### RECORDS FOR PROCESSING
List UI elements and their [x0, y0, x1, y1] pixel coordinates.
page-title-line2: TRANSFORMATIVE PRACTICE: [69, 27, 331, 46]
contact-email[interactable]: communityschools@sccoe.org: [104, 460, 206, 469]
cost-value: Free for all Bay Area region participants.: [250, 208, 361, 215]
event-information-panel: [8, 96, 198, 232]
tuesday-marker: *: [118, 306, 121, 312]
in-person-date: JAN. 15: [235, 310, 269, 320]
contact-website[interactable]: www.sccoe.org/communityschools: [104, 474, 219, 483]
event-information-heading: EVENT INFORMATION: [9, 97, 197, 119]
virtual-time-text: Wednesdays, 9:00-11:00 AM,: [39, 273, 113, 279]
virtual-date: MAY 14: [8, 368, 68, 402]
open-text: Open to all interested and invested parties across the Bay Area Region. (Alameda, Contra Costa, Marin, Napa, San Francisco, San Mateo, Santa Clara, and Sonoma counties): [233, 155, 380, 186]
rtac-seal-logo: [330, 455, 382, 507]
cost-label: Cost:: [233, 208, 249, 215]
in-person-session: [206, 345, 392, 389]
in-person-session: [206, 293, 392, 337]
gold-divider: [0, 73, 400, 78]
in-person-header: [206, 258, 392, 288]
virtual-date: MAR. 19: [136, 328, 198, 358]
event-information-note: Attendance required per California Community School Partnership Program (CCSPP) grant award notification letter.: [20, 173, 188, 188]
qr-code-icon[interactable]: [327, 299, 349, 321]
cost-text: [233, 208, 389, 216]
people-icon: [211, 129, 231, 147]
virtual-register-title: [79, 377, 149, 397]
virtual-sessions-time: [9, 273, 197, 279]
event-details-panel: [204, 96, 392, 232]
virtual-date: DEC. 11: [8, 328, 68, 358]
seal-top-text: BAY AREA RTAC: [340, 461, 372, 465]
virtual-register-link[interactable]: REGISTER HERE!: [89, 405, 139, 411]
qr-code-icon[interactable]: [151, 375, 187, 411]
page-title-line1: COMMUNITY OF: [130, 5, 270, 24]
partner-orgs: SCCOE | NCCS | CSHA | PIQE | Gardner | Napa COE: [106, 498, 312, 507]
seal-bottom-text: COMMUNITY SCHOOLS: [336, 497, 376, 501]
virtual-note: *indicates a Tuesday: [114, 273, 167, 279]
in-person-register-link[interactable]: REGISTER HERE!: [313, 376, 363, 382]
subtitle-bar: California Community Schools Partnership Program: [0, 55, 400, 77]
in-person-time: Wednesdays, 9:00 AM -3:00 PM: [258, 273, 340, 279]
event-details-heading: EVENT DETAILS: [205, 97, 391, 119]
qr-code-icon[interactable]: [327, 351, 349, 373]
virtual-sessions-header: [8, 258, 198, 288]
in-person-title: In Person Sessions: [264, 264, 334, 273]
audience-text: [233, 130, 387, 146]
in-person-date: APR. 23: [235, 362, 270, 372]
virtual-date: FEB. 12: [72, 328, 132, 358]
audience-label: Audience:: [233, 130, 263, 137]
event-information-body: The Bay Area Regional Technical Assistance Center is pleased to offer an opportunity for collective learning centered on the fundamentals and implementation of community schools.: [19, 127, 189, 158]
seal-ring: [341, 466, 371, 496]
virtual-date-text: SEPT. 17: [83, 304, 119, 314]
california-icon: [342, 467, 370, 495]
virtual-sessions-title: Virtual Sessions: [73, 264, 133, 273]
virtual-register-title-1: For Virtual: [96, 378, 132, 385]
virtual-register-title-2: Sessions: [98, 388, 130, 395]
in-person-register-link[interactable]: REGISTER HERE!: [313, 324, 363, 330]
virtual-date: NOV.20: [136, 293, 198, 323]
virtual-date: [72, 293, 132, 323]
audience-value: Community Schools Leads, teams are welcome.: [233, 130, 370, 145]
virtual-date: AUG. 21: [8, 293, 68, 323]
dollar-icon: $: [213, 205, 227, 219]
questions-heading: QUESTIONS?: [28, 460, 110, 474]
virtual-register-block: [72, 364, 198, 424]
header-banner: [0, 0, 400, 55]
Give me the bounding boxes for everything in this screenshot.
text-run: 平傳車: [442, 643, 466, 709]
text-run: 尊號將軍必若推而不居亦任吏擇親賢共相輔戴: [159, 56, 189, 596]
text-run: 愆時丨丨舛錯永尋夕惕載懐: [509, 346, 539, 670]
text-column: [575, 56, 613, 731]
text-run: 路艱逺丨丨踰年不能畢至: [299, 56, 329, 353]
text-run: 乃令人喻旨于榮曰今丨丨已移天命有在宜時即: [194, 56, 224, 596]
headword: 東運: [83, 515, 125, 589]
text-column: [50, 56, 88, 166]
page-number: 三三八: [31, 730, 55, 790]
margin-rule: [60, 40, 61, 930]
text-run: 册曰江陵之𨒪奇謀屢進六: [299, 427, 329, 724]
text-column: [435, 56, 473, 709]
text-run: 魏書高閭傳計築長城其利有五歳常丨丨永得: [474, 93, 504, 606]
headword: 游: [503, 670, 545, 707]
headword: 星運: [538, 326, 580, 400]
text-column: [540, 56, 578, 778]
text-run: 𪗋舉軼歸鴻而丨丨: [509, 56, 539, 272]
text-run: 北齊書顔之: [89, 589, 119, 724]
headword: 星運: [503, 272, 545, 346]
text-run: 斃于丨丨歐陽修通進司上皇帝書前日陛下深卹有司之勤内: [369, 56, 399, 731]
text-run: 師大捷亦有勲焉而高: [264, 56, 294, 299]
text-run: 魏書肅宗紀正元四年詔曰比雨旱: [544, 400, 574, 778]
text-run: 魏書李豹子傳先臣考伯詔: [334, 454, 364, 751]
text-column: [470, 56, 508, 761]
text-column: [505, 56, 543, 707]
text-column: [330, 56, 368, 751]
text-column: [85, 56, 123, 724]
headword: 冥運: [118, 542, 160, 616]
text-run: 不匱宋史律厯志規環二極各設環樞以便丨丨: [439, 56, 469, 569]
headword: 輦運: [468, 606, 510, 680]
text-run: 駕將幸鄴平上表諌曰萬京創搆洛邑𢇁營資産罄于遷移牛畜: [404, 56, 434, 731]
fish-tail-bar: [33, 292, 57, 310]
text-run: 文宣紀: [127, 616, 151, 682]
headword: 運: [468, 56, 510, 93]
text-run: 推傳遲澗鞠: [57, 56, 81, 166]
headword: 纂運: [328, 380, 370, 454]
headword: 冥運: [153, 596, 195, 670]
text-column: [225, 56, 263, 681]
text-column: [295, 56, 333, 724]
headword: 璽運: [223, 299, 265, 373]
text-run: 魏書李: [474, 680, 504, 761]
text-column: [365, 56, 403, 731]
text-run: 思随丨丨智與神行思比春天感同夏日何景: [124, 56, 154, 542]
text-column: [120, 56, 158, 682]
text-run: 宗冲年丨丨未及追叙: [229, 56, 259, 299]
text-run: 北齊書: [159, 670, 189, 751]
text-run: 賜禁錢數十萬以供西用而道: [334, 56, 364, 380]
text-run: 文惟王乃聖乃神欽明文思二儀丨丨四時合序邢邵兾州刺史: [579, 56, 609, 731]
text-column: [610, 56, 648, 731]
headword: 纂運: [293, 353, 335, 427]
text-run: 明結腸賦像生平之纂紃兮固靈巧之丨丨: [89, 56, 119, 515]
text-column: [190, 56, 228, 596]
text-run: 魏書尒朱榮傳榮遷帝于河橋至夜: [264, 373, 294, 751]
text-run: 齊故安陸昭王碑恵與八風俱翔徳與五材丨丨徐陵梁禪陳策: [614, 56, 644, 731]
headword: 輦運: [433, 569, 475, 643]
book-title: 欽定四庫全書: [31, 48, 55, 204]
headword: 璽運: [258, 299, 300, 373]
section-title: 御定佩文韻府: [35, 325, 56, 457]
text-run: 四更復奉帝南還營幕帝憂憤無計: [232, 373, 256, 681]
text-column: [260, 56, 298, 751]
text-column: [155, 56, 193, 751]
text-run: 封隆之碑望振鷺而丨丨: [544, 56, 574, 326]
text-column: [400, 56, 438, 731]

### TASK PROMPT
Copy the entries word for word, starting at their first line and stopping after the line that contains "376, 363, 382]".

### FINAL RESULT
List UI elements and their [x0, y0, x1, y1] pixel coordinates.
page-title-line2: TRANSFORMATIVE PRACTICE: [69, 27, 331, 46]
contact-email[interactable]: communityschools@sccoe.org: [104, 460, 206, 469]
cost-value: Free for all Bay Area region participants.: [250, 208, 361, 215]
event-information-panel: [8, 96, 198, 232]
tuesday-marker: *: [118, 306, 121, 312]
in-person-date: JAN. 15: [235, 310, 269, 320]
contact-website[interactable]: www.sccoe.org/communityschools: [104, 474, 219, 483]
event-information-heading: EVENT INFORMATION: [9, 97, 197, 119]
virtual-time-text: Wednesdays, 9:00-11:00 AM,: [39, 273, 113, 279]
virtual-date: MAY 14: [8, 368, 68, 402]
open-text: Open to all interested and invested parties across the Bay Area Region. (Alameda, Contra Costa, Marin, Napa, San Francisco, San Mateo, Santa Clara, and Sonoma counties): [233, 155, 380, 186]
rtac-seal-logo: [330, 455, 382, 507]
cost-label: Cost:: [233, 208, 249, 215]
in-person-session: [206, 345, 392, 389]
in-person-session: [206, 293, 392, 337]
gold-divider: [0, 73, 400, 78]
in-person-header: [206, 258, 392, 288]
virtual-date: MAR. 19: [136, 328, 198, 358]
event-information-note: Attendance required per California Community School Partnership Program (CCSPP) grant award notification letter.: [20, 173, 188, 188]
qr-code-icon[interactable]: [327, 299, 349, 321]
cost-text: [233, 208, 389, 216]
people-icon: [211, 129, 231, 147]
virtual-register-title: [79, 377, 149, 397]
virtual-sessions-time: [9, 273, 197, 279]
event-details-panel: [204, 96, 392, 232]
virtual-date: DEC. 11: [8, 328, 68, 358]
seal-top-text: BAY AREA RTAC: [340, 461, 372, 465]
virtual-register-link[interactable]: REGISTER HERE!: [89, 405, 139, 411]
qr-code-icon[interactable]: [151, 375, 187, 411]
page-title-line1: COMMUNITY OF: [130, 5, 270, 24]
partner-orgs: SCCOE | NCCS | CSHA | PIQE | Gardner | Napa COE: [106, 498, 312, 507]
seal-bottom-text: COMMUNITY SCHOOLS: [336, 497, 376, 501]
virtual-note: *indicates a Tuesday: [114, 273, 167, 279]
in-person-register-link[interactable]: REGISTER HERE!: [313, 376, 363, 382]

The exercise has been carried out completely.